(Data excerpts)
# # # # # # #

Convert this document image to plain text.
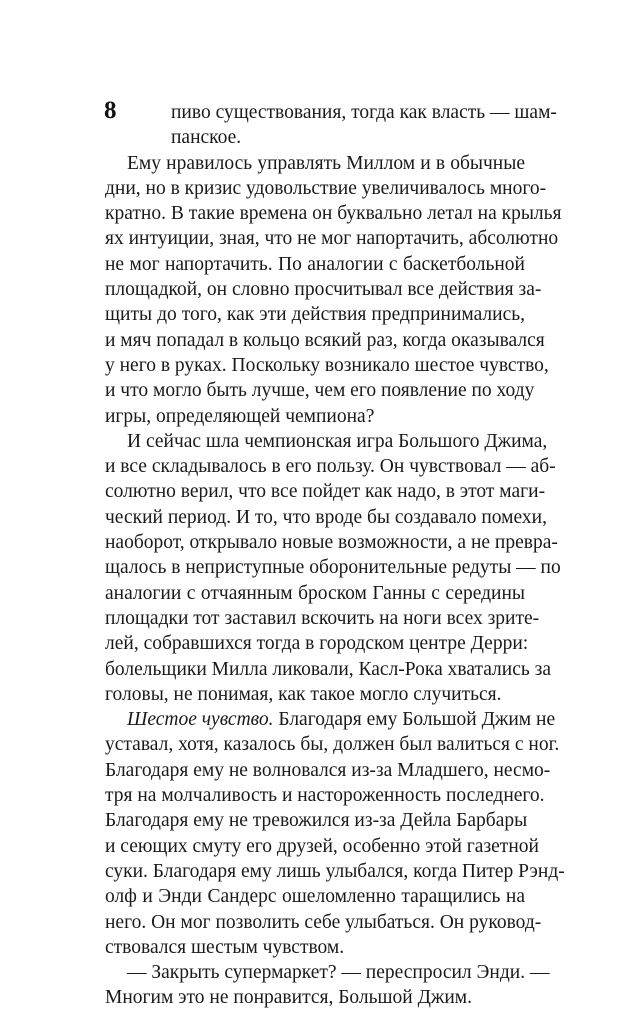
8	пиво существования, тогда как власть — шам-
панское.
Ему нравилось управлять Миллом и в обычные
дни, но в кризис удовольствие увеличивалось много-
кратно. В такие времена он буквально летал на крылья
ях интуиции, зная, что не мог напортачить, абсолютно
не мог напортачить. По аналогии с баскетбольной
площадкой, он словно просчитывал все действия за-
щиты до того, как эти действия предпринимались,
и мяч попадал в кольцо всякий раз, когда оказывался
у него в руках. Поскольку возникало шестое чувство,
и что могло быть лучше, чем его появление по ходу
игры, определяющей чемпиона?
И сейчас шла чемпионская игра Большого Джима,
и все складывалось в его пользу. Он чувствовал — аб-
солютно верил, что все пойдет как надо, в этот маги-
ческий период. И то, что вроде бы создавало помехи,
наоборот, открывало новые возможности, а не превра-
щалось в неприступные оборонительные редуты — по
аналогии с отчаянным броском Ганны с середины
площадки тот заставил вскочить на ноги всех зрите-
лей, собравшихся тогда в городском центре Дерри:
болельщики Милла ликовали, Касл-Рока хватались за
головы, не понимая, как такое могло случиться.
Шестое чувство. Благодаря ему Большой Джим не
уставал, хотя, казалось бы, должен был валиться с ног.
Благодаря ему не волновался из-за Младшего, несмо-
тря на молчаливость и настороженность последнего.
Благодаря ему не тревожился из-за Дейла Барбары
и сеющих смуту его друзей, особенно этой газетной
суки. Благодаря ему лишь улыбался, когда Питер Рэнд-
олф и Энди Сандерс ошеломленно таращились на
него. Он мог позволить себе улыбаться. Он руковод-
ствовался шестым чувством.
— Закрыть супермаркет? — переспросил Энди. —
Многим это не понравится, Большой Джим.
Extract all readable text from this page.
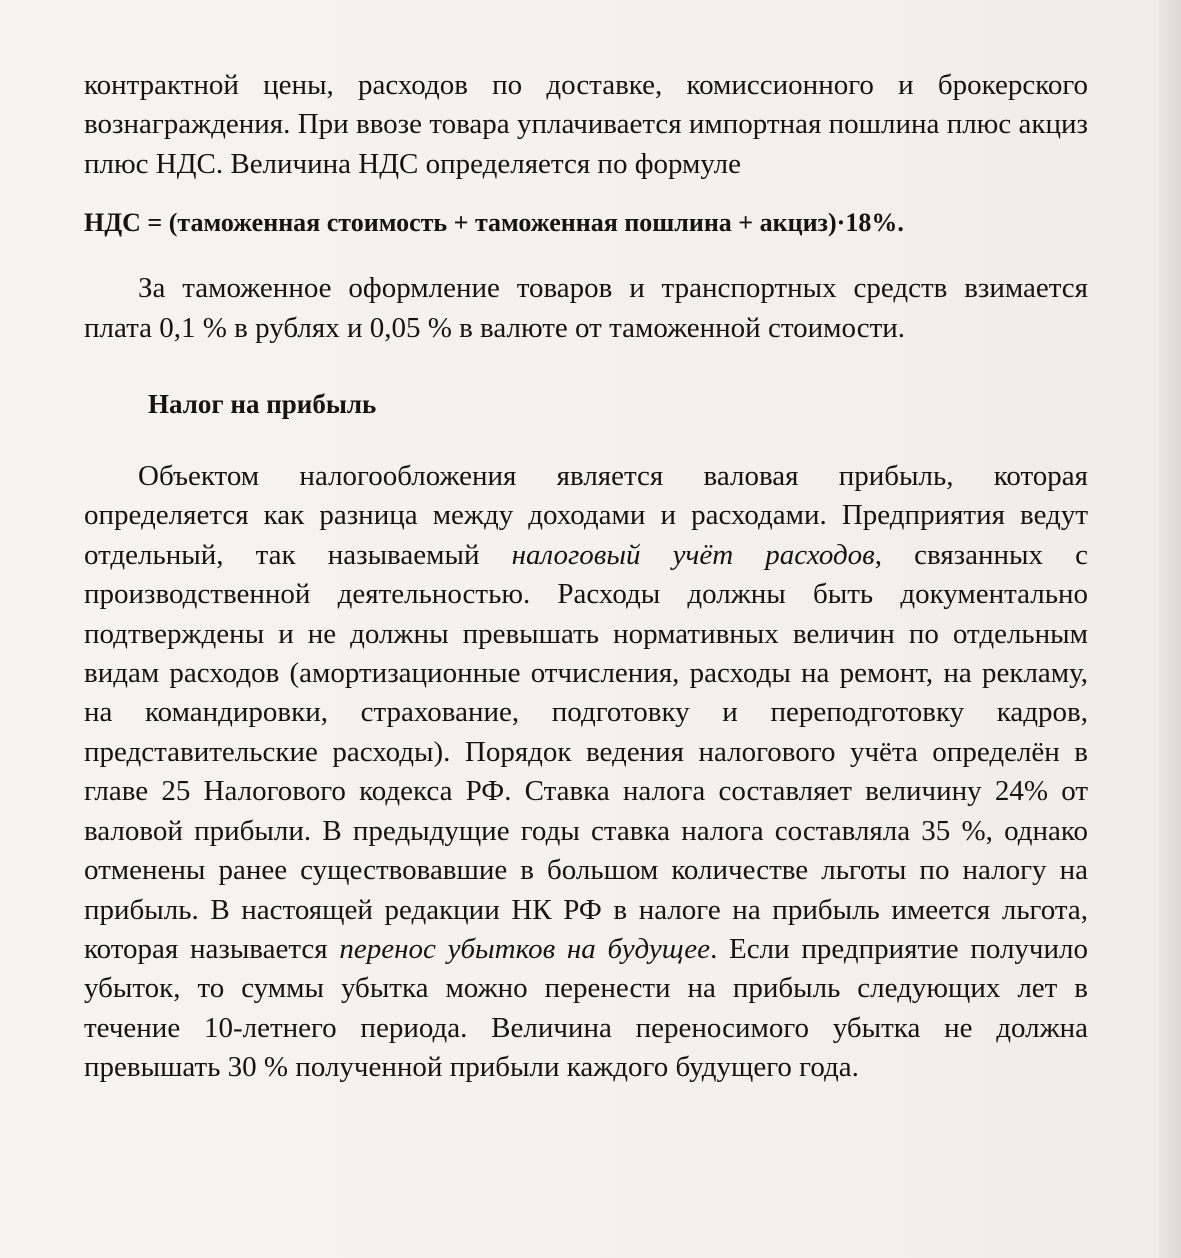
контрактной цены, расходов по доставке, комиссионного и брокерского вознаграждения. При ввозе товара уплачивается импортная пошлина плюс акциз плюс НДС. Величина НДС определяется по формуле

НДС = (таможенная стоимость + таможенная пошлина + акциз)·18%.

За таможенное оформление товаров и транспортных средств взимается плата 0,1 % в рублях и 0,05 % в валюте от таможенной стоимости.

Налог на прибыль

Объектом налогообложения является валовая прибыль, которая определяется как разница между доходами и расходами. Предприятия ведут отдельный, так называемый налоговый учёт расходов, связанных с производственной деятельностью. Расходы должны быть документально подтверждены и не должны превышать нормативных величин по отдельным видам расходов (амортизационные отчисления, расходы на ремонт, на рекламу, на командировки, страхование, подготовку и переподготовку кадров, представительские расходы). Порядок ведения налогового учёта определён в главе 25 Налогового кодекса РФ. Ставка налога составляет величину 24% от валовой прибыли. В предыдущие годы ставка налога составляла 35 %, однако отменены ранее существовавшие в большом количестве льготы по налогу на прибыль. В настоящей редакции НК РФ в налоге на прибыль имеется льгота, которая называется перенос убытков на будущее. Если предприятие получило убыток, то суммы убытка можно перенести на прибыль следующих лет в течение 10-летнего периода. Величина переносимого убытка не должна превышать 30 % полученной прибыли каждого будущего года.
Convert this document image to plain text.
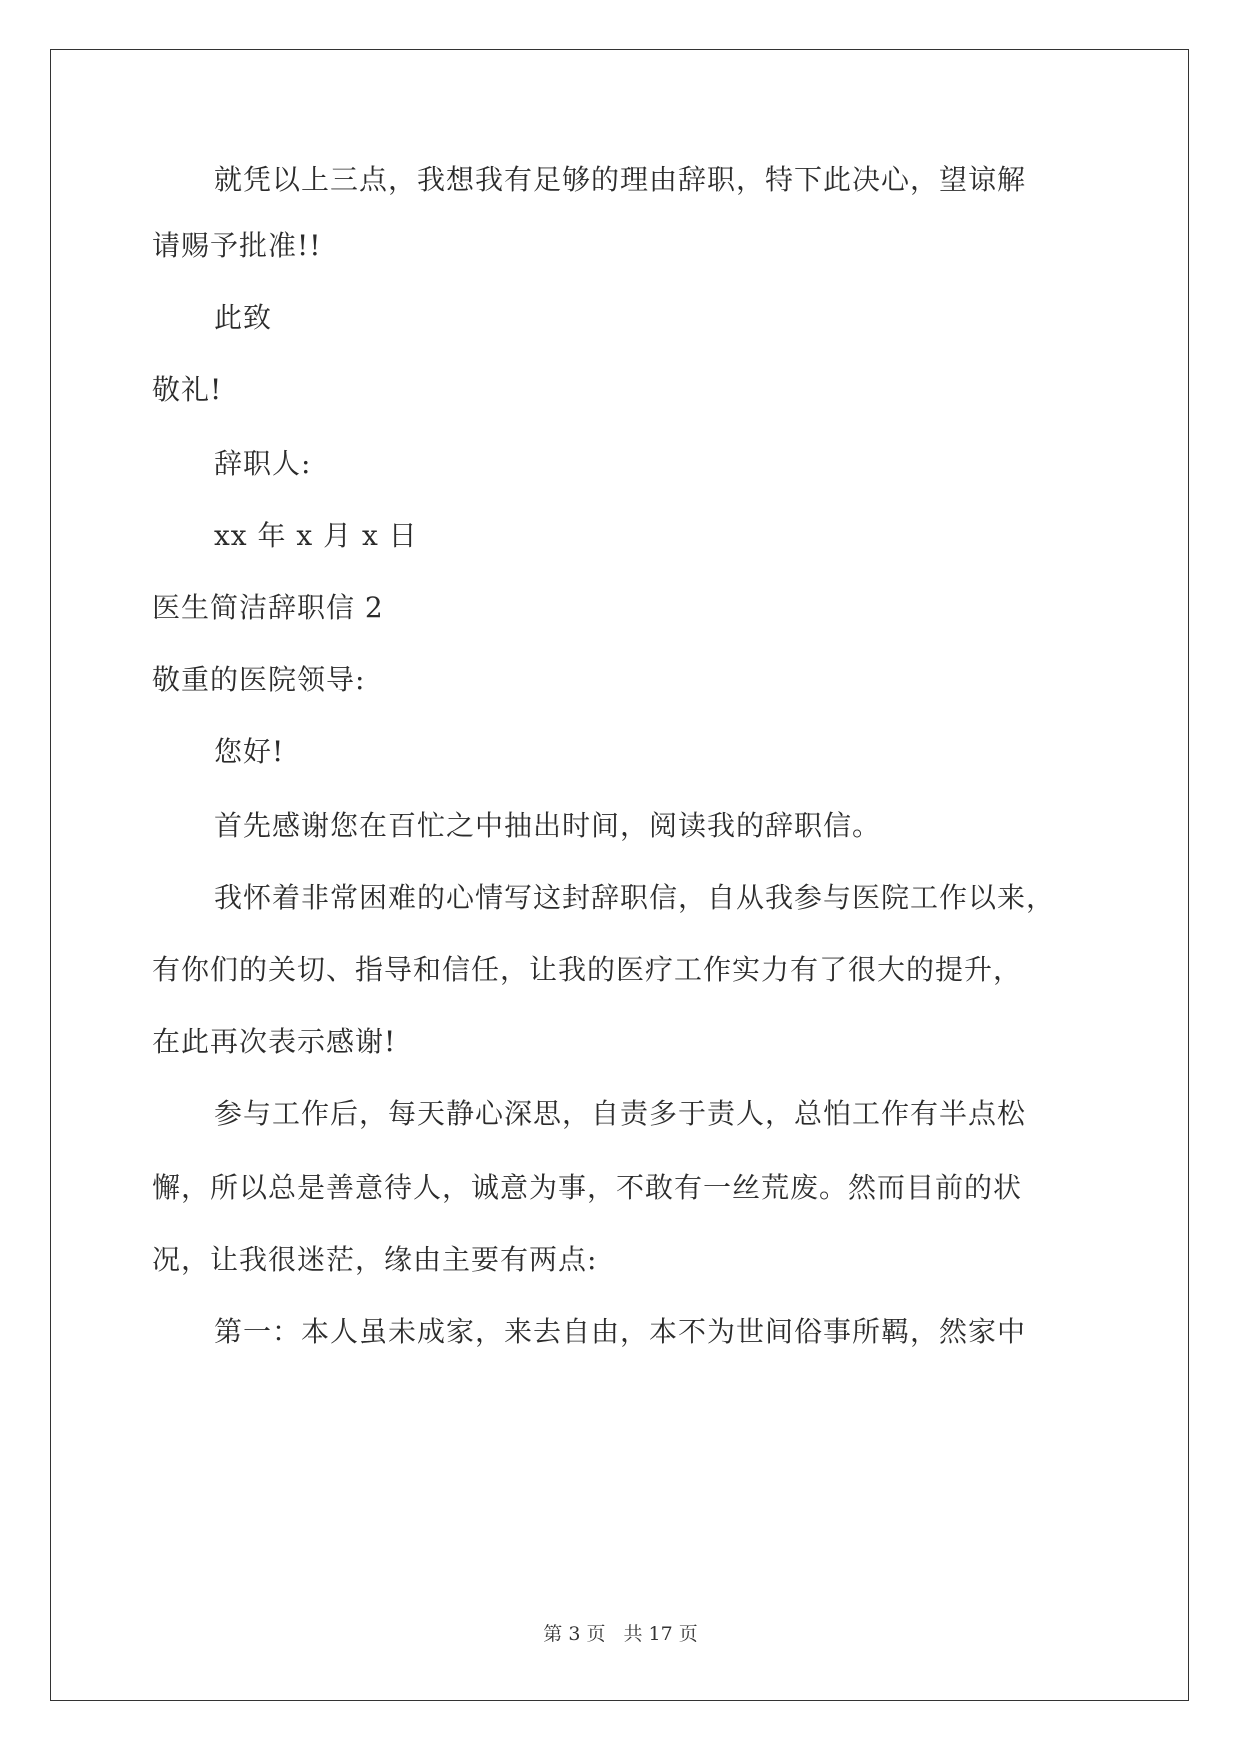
就凭以上三点，我想我有足够的理由辞职，特下此决心，望谅解
请赐予批准!!
此致
敬礼!
辞职人:
xx 年 x 月 x 日
医生简洁辞职信 2
敬重的医院领导:
您好!
首先感谢您在百忙之中抽出时间，阅读我的辞职信。
我怀着非常困难的心情写这封辞职信，自从我参与医院工作以来，
有你们的关切、指导和信任，让我的医疗工作实力有了很大的提升，
在此再次表示感谢!
参与工作后，每天静心深思，自责多于责人，总怕工作有半点松
懈，所以总是善意待人，诚意为事，不敢有一丝荒废。然而目前的状
况，让我很迷茫，缘由主要有两点:
第一：本人虽未成家，来去自由，本不为世间俗事所羁，然家中
第 3 页 共 17 页
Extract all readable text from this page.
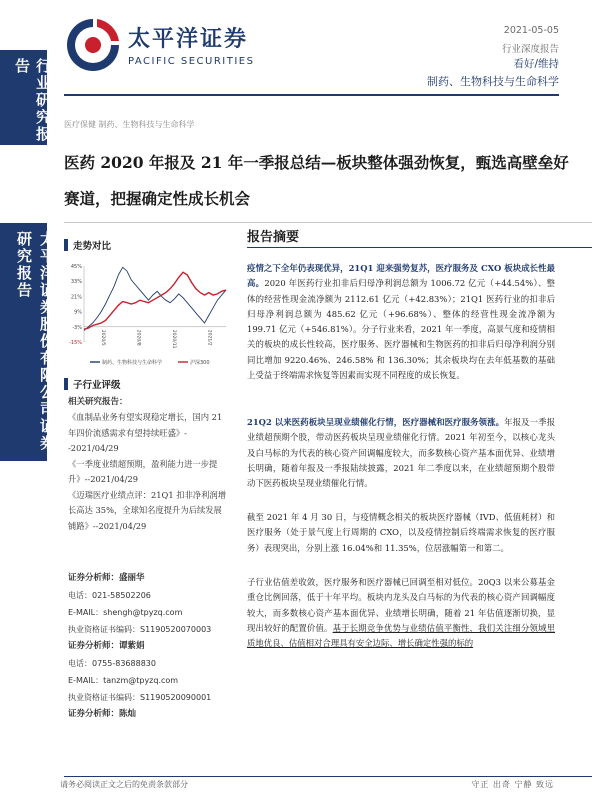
行业研究报告
太平洋证券股份有限公司证券研究报告
太平洋证券
PACIFIC SECURITIES
2021-05-05
行业深度报告
看好/维持
制药、生物科技与生命科学
医疗保健 制药、生物科技与生命科学
医药 2020 年报及 21 年一季报总结—板块整体强劲恢复，甄选高壁垒好赛道，把握确定性成长机会
走势对比
45%
33%
21%
9%
-3%
-15%	2020/5	2020/8	2020/11	2021/2
制药、生物科技与生命科学	沪深300
子行业评级
相关研究报告：
《血制品业务有望实现稳定增长，国内 21 年四价流感需求有望持续旺盛》--2021/04/29
《一季度业绩超预期，盈利能力进一步提升》--2021/04/29
《迈瑞医疗业绩点评：21Q1 扣非净利润增长高达 35%，全球知名度提升为后续发展铺路》--2021/04/29
证券分析师：盛丽华
电话：021-58502206
E-MAIL：shengh@tpyzq.com
执业资格证书编码：S1190520070003
证券分析师：谭紫娟
电话：0755-83688830
E-MAIL：tanzm@tpyzq.com
执业资格证书编码：S1190520090001
证券分析师：陈灿
报告摘要
疫情之下全年仍表现优异，21Q1 迎来强势复苏，医疗服务及 CXO 板块成长性最高。2020 年医药行业扣非后归母净利润总额为 1006.72 亿元（+44.54%）、整体的经营性现金流净额为 2112.61 亿元（+42.83%）；21Q1 医药行业的扣非后归母净利润总额为 485.62 亿元（+96.68%）、整体的经营性现金流净额为 199.71 亿元（+546.81%）。分子行业来看，2021 年一季度，高景气度和疫情相关的板块的成长性较高，医疗服务、医疗器械和生物医药的扣非后归母净利润分别同比增加 9220.46%、246.58% 和 136.30%；其余板块均在去年低基数的基础上受益于终端需求恢复等因素而实现不同程度的成长恢复。
21Q2 以来医药板块呈现业绩催化行情，医疗器械和医疗服务领涨。年报及一季报业绩超预期个股，带动医药板块呈现业绩催化行情。2021 年初至今，以核心龙头及白马标的为代表的核心资产回调幅度较大，而多数核心资产基本面优异、业绩增长明确，随着年报及一季报陆续披露，2021 年二季度以来，在业绩超预期个股带动下医药板块呈现业绩催化行情。
截至 2021 年 4 月 30 日，与疫情概念相关的板块医疗器械（IVD、低值耗材）和医疗服务（处于景气度上行周期的 CXO，以及疫情控制后终端需求恢复的医疗服务）表现突出，分别上涨 16.04%和 11.35%，位居涨幅第一和第二。
子行业估值差收敛，医疗服务和医疗器械已回调至相对低位。20Q3 以来公募基金重仓比例回落，低于十年平均。板块内龙头及白马标的为代表的核心资产回调幅度较大，而多数核心资产基本面优异、业绩增长明确，随着 21 年估值逐渐切换，显现出较好的配置价值。基于长期竞争优势与业绩估值平衡性，我们关注细分领域里质地优良、估值相对合理具有安全边际、增长确定性强的标的
请务必阅读正文之后的免责条款部分	守正 出奇 宁静 致远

# # # # # # #

• [WHAT YOU WILL DO] Leave images out of the retyped records; keep all else exact.

• [RESULT OF THIS TASK]
Convert this document image to plain text.
8	пиво существования, тогда как власть — шам-
панское.
Ему нравилось управлять Миллом и в обычные
дни, но в кризис удовольствие увеличивалось много-
кратно. В такие времена он буквально летал на крылья
ях интуиции, зная, что не мог напортачить, абсолютно
не мог напортачить. По аналогии с баскетбольной
площадкой, он словно просчитывал все действия за-
щиты до того, как эти действия предпринимались,
и мяч попадал в кольцо всякий раз, когда оказывался
у него в руках. Поскольку возникало шестое чувство,
и что могло быть лучше, чем его появление по ходу
игры, определяющей чемпиона?
И сейчас шла чемпионская игра Большого Джима,
и все складывалось в его пользу. Он чувствовал — аб-
солютно верил, что все пойдет как надо, в этот маги-
ческий период. И то, что вроде бы создавало помехи,
наоборот, открывало новые возможности, а не превра-
щалось в неприступные оборонительные редуты — по
аналогии с отчаянным броском Ганны с середины
площадки тот заставил вскочить на ноги всех зрите-
лей, собравшихся тогда в городском центре Дерри:
болельщики Милла ликовали, Касл-Рока хватались за
головы, не понимая, как такое могло случиться.
Шестое чувство. Благодаря ему Большой Джим не
уставал, хотя, казалось бы, должен был валиться с ног.
Благодаря ему не волновался из-за Младшего, несмо-
тря на молчаливость и настороженность последнего.
Благодаря ему не тревожился из-за Дейла Барбары
и сеющих смуту его друзей, особенно этой газетной
суки. Благодаря ему лишь улыбался, когда Питер Рэнд-
олф и Энди Сандерс ошеломленно таращились на
него. Он мог позволить себе улыбаться. Он руковод-
ствовался шестым чувством.
— Закрыть супермаркет? — переспросил Энди. —
Многим это не понравится, Большой Джим.
Extract all readable text from this page.
контрактной цены, расходов по доставке, комиссионного и брокерского вознаграждения. При ввозе товара уплачивается импортная пошлина плюс акциз плюс НДС. Величина НДС определяется по формуле

НДС = (таможенная стоимость + таможенная пошлина + акциз)·18%.

За таможенное оформление товаров и транспортных средств взимается плата 0,1 % в рублях и 0,05 % в валюте от таможенной стоимости.

Налог на прибыль

Объектом налогообложения является валовая прибыль, которая определяется как разница между доходами и расходами. Предприятия ведут отдельный, так называемый налоговый учёт расходов, связанных с производственной деятельностью. Расходы должны быть документально подтверждены и не должны превышать нормативных величин по отдельным видам расходов (амортизационные отчисления, расходы на ремонт, на рекламу, на командировки, страхование, подготовку и переподготовку кадров, представительские расходы). Порядок ведения налогового учёта определён в главе 25 Налогового кодекса РФ. Ставка налога составляет величину 24% от валовой прибыли. В предыдущие годы ставка налога составляла 35 %, однако отменены ранее существовавшие в большом количестве льготы по налогу на прибыль. В настоящей редакции НК РФ в налоге на прибыль имеется льгота, которая называется перенос убытков на будущее. Если предприятие получило убыток, то суммы убытка можно перенести на прибыль следующих лет в течение 10-летнего периода. Величина переносимого убытка не должна превышать 30 % полученной прибыли каждого будущего года.
Convert this document image to plain text.
就凭以上三点，我想我有足够的理由辞职，特下此决心，望谅解
请赐予批准!!
此致
敬礼!
辞职人:
xx 年 x 月 x 日
医生简洁辞职信 2
敬重的医院领导:
您好!
首先感谢您在百忙之中抽出时间，阅读我的辞职信。
我怀着非常困难的心情写这封辞职信，自从我参与医院工作以来，
有你们的关切、指导和信任，让我的医疗工作实力有了很大的提升，
在此再次表示感谢!
参与工作后，每天静心深思，自责多于责人，总怕工作有半点松
懈，所以总是善意待人，诚意为事，不敢有一丝荒废。然而目前的状
况，让我很迷茫，缘由主要有两点:
第一：本人虽未成家，来去自由，本不为世间俗事所羁，然家中
第 3 页 共 17 页
Extract all readable text from this page.
行业研究报告
太平洋证券股份有限公司证券研究报告
太平洋证券
PACIFIC SECURITIES
2021-05-05
行业深度报告
看好/维持
制药、生物科技与生命科学
医疗保健 制药、生物科技与生命科学
医药 2020 年报及 21 年一季报总结—板块整体强劲恢复，甄选高壁垒好赛道，把握确定性成长机会
走势对比
45%
33%
21%
9%
-3%
-15%	2020/5	2020/8	2020/11	2021/2
制药、生物科技与生命科学	沪深300
子行业评级
相关研究报告：
《血制品业务有望实现稳定增长，国内 21 年四价流感需求有望持续旺盛》--2021/04/29
《一季度业绩超预期，盈利能力进一步提升》--2021/04/29
《迈瑞医疗业绩点评：21Q1 扣非净利润增长高达 35%，全球知名度提升为后续发展铺路》--2021/04/29
证券分析师：盛丽华
电话：021-58502206
E-MAIL：shengh@tpyzq.com
执业资格证书编码：S1190520070003
证券分析师：谭紫娟
电话：0755-83688830
E-MAIL：tanzm@tpyzq.com
执业资格证书编码：S1190520090001
证券分析师：陈灿
报告摘要
疫情之下全年仍表现优异，21Q1 迎来强势复苏，医疗服务及 CXO 板块成长性最高。2020 年医药行业扣非后归母净利润总额为 1006.72 亿元（+44.54%）、整体的经营性现金流净额为 2112.61 亿元（+42.83%）；21Q1 医药行业的扣非后归母净利润总额为 485.62 亿元（+96.68%）、整体的经营性现金流净额为 199.71 亿元（+546.81%）。分子行业来看，2021 年一季度，高景气度和疫情相关的板块的成长性较高，医疗服务、医疗器械和生物医药的扣非后归母净利润分别同比增加 9220.46%、246.58% 和 136.30%；其余板块均在去年低基数的基础上受益于终端需求恢复等因素而实现不同程度的成长恢复。
21Q2 以来医药板块呈现业绩催化行情，医疗器械和医疗服务领涨。年报及一季报业绩超预期个股，带动医药板块呈现业绩催化行情。2021 年初至今，以核心龙头及白马标的为代表的核心资产回调幅度较大，而多数核心资产基本面优异、业绩增长明确，随着年报及一季报陆续披露，2021 年二季度以来，在业绩超预期个股带动下医药板块呈现业绩催化行情。
截至 2021 年 4 月 30 日，与疫情概念相关的板块医疗器械（IVD、低值耗材）和医疗服务（处于景气度上行周期的 CXO，以及疫情控制后终端需求恢复的医疗服务）表现突出，分别上涨 16.04%和 11.35%，位居涨幅第一和第二。
子行业估值差收敛，医疗服务和医疗器械已回调至相对低位。20Q3 以来公募基金重仓比例回落，低于十年平均。板块内龙头及白马标的为代表的核心资产回调幅度较大，而多数核心资产基本面优异、业绩增长明确，随着 21 年估值逐渐切换，显现出较好的配置价值。基于长期竞争优势与业绩估值平衡性，我们关注细分领域里质地优良、估值相对合理具有安全边际、增长确定性强的标的
请务必阅读正文之后的免责条款部分	守正 出奇 宁静 致远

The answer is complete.